### OBJECTIVE
Provide the data again in its entirety, exactly as given.

--- begin LISTED RECORDS ---

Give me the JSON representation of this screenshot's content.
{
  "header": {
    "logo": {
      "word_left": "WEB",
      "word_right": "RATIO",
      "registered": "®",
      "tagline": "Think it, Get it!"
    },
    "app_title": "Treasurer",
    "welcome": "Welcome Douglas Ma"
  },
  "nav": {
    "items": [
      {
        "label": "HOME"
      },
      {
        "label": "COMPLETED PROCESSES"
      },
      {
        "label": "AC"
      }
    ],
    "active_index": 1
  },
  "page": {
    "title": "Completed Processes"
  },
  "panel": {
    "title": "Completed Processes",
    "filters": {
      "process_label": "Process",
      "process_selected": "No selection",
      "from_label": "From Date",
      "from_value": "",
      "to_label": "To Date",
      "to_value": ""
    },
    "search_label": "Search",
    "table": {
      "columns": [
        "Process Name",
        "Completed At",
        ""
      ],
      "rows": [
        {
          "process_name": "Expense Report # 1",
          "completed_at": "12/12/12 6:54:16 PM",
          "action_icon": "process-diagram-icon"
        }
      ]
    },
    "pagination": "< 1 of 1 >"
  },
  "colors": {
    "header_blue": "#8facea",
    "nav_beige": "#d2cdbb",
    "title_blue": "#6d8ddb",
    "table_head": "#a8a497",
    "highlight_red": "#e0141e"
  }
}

--- end LISTED RECORDS ---

### TASK SOLUTION
Give me the JSON representation of this screenshot's content.
{
  "header": {
    "logo": {
      "word_left": "WEB",
      "word_right": "RATIO",
      "registered": "®",
      "tagline": "Think it, Get it!"
    },
    "app_title": "Treasurer",
    "welcome": "Welcome Douglas Ma"
  },
  "nav": {
    "items": [
      {
        "label": "HOME"
      },
      {
        "label": "COMPLETED PROCESSES"
      },
      {
        "label": "AC"
      }
    ],
    "active_index": 1
  },
  "page": {
    "title": "Completed Processes"
  },
  "panel": {
    "title": "Completed Processes",
    "filters": {
      "process_label": "Process",
      "process_selected": "No selection",
      "from_label": "From Date",
      "from_value": "",
      "to_label": "To Date",
      "to_value": ""
    },
    "search_label": "Search",
    "table": {
      "columns": [
        "Process Name",
        "Completed At",
        ""
      ],
      "rows": [
        {
          "process_name": "Expense Report # 1",
          "completed_at": "12/12/12 6:54:16 PM",
          "action_icon": "process-diagram-icon"
        }
      ]
    },
    "pagination": "< 1 of 1 >"
  },
  "colors": {
    "header_blue": "#8facea",
    "nav_beige": "#d2cdbb",
    "title_blue": "#6d8ddb",
    "table_head": "#a8a497",
    "highlight_red": "#e0141e"
  }
}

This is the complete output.